PROBLEM
Pick out the lines below with "myciu" and list them.

Records excerpted from a collection

- - - - -

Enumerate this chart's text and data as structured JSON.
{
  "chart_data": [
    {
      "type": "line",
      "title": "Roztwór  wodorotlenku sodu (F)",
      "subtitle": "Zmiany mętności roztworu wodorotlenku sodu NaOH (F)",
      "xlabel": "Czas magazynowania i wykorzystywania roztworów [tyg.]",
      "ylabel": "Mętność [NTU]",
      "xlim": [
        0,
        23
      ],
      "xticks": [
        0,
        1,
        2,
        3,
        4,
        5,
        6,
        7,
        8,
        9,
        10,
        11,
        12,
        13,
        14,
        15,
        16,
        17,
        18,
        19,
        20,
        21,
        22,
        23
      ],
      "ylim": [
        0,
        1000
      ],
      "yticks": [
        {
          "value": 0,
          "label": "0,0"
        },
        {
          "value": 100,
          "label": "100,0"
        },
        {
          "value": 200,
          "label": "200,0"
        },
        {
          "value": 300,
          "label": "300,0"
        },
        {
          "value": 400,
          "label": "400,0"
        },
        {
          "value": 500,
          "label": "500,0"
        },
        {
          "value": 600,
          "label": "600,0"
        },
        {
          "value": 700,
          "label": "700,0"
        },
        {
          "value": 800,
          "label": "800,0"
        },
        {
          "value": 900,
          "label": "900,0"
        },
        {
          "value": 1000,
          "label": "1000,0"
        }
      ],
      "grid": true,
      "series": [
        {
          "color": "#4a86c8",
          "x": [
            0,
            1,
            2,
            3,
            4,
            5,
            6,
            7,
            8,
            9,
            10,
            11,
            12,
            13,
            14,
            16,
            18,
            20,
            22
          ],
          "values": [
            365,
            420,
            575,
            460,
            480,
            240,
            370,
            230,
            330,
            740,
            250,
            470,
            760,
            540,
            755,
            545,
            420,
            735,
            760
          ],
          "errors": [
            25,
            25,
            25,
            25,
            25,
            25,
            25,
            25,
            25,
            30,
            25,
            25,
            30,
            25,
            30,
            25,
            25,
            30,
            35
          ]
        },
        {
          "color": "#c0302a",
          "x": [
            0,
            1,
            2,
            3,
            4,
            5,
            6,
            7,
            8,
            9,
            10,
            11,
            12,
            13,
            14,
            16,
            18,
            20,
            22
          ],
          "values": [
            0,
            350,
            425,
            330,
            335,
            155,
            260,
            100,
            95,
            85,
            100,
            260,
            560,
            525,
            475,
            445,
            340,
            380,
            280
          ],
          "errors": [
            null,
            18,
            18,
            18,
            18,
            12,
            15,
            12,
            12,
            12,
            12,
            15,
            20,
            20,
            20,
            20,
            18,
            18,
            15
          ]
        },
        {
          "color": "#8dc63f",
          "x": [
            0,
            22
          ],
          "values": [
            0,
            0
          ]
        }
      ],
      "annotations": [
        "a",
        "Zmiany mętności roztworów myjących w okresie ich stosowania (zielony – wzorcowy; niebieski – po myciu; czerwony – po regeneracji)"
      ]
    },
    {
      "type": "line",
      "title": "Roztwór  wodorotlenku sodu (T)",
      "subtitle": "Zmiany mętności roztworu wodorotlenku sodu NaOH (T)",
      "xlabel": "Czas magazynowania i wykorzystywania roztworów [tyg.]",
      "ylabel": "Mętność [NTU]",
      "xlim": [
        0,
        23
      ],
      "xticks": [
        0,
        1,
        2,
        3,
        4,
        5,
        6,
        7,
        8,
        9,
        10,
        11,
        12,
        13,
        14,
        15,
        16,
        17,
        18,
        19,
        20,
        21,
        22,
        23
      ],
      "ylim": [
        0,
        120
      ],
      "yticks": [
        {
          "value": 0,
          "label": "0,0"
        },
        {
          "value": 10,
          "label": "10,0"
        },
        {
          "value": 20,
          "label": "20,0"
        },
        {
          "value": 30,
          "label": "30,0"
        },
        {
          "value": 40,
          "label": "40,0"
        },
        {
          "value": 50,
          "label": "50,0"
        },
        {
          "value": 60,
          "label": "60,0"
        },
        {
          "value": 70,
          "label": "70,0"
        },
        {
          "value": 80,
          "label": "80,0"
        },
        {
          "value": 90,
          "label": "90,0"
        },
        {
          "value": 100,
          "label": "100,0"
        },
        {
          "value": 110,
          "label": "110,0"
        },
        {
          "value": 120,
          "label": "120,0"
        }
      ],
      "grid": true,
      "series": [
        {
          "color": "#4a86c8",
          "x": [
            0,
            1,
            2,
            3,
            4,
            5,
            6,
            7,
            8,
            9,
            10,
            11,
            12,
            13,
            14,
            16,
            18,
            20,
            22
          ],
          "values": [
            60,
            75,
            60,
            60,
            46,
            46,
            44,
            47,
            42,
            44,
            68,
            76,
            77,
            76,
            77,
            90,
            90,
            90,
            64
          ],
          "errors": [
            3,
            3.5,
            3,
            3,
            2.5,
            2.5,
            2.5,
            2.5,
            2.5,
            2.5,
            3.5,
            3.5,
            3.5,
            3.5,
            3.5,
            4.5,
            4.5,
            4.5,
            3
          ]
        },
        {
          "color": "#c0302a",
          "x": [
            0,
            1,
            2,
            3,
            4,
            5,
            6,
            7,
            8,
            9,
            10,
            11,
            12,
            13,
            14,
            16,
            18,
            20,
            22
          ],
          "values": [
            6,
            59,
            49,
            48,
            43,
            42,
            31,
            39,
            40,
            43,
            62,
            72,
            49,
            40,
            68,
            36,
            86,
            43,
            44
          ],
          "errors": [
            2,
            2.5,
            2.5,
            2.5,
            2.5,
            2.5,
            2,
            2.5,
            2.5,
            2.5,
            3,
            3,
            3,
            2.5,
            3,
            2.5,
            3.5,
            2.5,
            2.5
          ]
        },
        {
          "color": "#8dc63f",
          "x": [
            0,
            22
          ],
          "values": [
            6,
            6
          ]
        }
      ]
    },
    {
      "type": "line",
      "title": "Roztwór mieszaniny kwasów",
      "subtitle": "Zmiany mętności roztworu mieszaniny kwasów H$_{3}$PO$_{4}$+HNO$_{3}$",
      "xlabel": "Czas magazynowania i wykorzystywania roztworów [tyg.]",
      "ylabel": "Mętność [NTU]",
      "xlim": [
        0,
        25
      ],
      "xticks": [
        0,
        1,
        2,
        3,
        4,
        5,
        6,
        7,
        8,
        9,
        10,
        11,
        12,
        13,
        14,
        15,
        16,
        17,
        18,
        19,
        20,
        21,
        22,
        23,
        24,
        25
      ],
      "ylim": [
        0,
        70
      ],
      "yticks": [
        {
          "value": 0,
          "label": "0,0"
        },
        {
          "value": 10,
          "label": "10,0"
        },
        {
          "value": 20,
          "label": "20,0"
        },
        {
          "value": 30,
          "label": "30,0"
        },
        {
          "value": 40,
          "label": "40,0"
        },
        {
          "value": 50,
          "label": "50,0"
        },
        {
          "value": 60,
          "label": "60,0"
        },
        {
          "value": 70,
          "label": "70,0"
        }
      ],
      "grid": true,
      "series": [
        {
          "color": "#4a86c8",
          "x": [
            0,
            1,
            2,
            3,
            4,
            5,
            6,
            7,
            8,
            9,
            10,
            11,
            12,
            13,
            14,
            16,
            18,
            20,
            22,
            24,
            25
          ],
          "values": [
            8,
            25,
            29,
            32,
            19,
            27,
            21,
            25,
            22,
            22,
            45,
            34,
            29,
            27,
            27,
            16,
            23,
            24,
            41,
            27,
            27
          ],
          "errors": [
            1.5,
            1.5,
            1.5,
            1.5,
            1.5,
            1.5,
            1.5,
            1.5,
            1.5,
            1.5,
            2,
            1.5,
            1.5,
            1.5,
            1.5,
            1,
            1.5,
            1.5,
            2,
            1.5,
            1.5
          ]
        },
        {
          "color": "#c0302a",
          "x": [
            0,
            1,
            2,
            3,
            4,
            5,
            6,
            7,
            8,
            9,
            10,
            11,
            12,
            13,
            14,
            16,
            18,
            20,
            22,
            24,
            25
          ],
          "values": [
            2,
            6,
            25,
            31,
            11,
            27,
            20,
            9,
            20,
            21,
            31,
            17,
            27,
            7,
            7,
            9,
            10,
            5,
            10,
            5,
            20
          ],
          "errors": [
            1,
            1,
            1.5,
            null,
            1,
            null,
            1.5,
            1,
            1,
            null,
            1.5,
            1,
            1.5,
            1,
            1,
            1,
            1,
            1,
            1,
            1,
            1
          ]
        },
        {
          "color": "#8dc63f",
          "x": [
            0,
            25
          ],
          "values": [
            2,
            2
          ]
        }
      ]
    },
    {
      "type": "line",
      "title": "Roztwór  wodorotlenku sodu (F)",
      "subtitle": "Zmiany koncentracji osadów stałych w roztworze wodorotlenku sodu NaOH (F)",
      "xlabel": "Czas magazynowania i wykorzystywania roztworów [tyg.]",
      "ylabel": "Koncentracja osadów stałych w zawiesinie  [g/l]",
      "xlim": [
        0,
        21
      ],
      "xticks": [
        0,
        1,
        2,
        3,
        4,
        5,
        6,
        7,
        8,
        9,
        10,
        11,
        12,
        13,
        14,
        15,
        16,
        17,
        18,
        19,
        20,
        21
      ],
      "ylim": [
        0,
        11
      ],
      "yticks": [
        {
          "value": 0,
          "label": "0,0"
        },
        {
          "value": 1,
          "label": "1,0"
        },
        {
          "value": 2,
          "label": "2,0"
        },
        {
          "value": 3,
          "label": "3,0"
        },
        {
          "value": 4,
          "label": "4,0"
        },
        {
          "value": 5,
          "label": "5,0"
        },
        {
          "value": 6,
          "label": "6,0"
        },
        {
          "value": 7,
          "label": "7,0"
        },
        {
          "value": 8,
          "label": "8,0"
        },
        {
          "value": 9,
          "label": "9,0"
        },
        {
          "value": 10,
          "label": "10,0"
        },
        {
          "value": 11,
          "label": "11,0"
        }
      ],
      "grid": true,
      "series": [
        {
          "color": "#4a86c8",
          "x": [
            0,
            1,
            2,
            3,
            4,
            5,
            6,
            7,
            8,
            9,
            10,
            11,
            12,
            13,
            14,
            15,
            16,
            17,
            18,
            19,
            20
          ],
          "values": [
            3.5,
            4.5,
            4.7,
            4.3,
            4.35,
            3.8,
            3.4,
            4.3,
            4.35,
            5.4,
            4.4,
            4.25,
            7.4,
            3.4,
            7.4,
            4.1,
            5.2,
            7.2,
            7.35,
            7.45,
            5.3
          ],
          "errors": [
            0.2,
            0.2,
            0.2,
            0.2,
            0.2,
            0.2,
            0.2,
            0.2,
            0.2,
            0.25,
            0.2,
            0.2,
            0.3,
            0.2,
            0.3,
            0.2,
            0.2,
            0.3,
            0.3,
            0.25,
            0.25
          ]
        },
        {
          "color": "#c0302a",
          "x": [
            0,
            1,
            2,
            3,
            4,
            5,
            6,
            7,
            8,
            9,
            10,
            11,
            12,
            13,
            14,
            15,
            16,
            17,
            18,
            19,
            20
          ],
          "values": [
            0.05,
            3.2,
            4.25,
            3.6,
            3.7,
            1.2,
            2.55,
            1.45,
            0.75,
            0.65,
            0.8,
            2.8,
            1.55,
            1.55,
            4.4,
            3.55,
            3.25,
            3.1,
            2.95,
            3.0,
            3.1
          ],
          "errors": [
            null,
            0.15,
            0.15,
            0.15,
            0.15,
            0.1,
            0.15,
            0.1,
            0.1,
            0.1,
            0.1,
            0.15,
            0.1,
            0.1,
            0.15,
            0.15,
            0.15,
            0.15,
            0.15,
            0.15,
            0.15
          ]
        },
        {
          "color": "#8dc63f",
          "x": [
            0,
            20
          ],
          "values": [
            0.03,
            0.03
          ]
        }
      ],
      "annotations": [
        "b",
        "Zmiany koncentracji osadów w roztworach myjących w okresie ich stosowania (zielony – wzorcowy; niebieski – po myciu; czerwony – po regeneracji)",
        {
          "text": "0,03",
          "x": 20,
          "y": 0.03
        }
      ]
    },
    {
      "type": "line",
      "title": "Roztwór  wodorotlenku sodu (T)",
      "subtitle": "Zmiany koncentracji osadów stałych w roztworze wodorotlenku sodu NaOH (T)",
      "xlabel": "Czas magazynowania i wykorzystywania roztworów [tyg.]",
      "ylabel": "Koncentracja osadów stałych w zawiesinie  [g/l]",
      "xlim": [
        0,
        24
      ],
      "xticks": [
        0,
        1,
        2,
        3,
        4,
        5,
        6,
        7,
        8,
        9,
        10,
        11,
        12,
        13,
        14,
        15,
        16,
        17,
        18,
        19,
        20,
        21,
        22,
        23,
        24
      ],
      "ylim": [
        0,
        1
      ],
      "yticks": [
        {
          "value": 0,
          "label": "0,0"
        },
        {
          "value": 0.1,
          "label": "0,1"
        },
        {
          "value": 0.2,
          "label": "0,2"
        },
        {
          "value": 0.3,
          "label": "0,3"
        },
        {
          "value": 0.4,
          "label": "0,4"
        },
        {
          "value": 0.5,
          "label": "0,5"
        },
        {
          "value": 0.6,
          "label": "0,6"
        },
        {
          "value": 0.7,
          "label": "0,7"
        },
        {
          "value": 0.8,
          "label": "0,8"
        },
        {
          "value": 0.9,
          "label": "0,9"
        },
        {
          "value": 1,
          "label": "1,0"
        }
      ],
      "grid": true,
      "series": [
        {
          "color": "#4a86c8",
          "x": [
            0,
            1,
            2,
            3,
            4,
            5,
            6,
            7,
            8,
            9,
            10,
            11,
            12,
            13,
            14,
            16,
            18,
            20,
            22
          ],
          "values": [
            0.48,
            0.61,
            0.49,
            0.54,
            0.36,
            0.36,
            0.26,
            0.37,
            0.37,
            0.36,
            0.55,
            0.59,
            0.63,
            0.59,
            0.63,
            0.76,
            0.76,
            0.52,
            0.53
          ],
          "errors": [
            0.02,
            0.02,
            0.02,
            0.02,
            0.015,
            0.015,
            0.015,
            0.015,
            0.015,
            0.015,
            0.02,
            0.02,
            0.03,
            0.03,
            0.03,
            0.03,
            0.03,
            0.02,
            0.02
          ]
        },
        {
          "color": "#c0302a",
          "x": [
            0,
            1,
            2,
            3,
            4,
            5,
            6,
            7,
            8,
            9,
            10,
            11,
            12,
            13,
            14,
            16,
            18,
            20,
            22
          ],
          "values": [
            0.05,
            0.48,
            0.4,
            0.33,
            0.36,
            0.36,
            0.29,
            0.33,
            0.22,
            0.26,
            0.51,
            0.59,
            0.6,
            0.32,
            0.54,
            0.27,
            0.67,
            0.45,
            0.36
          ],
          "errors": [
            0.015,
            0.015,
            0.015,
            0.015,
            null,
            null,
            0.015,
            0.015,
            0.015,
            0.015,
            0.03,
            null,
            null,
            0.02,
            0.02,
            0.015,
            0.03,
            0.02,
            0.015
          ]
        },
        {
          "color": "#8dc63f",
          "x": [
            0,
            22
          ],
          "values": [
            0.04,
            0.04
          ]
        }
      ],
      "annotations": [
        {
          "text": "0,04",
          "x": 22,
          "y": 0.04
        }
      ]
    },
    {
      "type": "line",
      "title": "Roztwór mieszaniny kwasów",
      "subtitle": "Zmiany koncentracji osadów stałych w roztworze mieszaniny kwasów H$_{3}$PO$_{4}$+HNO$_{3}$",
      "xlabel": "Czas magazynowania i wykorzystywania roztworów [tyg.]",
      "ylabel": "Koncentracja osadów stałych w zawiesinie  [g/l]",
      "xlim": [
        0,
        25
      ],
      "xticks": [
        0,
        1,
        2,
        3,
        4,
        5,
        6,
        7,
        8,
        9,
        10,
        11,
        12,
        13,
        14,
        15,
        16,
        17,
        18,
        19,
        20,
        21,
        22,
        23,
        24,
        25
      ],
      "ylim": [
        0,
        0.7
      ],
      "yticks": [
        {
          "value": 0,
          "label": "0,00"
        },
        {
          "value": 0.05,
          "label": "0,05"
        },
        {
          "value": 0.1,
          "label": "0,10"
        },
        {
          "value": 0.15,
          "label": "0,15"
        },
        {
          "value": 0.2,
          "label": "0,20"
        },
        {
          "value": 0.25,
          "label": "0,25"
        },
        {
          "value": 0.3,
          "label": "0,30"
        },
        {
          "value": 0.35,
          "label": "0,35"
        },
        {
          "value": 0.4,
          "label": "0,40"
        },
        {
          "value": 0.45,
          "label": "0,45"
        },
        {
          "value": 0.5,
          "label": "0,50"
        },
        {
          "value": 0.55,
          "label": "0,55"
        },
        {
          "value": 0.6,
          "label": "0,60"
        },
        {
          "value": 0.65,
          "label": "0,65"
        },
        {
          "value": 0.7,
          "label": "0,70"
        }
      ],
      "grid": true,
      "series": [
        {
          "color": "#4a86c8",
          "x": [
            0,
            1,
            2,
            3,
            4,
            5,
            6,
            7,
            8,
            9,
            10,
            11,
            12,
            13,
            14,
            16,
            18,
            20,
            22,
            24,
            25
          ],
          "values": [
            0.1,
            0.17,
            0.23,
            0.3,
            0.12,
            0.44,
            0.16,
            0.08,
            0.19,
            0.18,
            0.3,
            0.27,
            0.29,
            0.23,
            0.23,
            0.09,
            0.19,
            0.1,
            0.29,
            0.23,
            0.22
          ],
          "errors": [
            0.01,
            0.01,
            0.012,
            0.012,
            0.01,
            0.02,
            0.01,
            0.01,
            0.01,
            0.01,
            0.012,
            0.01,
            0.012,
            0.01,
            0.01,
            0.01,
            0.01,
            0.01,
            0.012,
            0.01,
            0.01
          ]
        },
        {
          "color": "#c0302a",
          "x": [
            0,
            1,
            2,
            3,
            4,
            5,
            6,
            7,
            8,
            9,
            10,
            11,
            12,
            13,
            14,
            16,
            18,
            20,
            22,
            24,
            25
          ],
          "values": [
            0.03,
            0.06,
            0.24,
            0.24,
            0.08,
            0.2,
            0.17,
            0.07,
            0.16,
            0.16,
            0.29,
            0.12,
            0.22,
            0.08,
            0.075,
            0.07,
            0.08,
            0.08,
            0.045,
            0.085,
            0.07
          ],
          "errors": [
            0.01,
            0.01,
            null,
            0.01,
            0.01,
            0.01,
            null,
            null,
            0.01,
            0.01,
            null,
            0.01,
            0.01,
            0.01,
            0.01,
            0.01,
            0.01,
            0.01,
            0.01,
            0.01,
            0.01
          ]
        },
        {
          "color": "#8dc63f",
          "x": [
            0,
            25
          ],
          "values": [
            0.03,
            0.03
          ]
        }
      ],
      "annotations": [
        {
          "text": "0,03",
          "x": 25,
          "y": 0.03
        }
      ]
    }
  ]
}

- - - - -

SOLVED PROBLEM
        "Zmiany mętności roztworów myjących w okresie ich stosowania (zielony – wzorcowy; niebieski – po myciu; czerwony – po regeneracji)"
        "Zmiany koncentracji osadów w roztworach myjących w okresie ich stosowania (zielony – wzorcowy; niebieski – po myciu; czerwony – po regeneracji)",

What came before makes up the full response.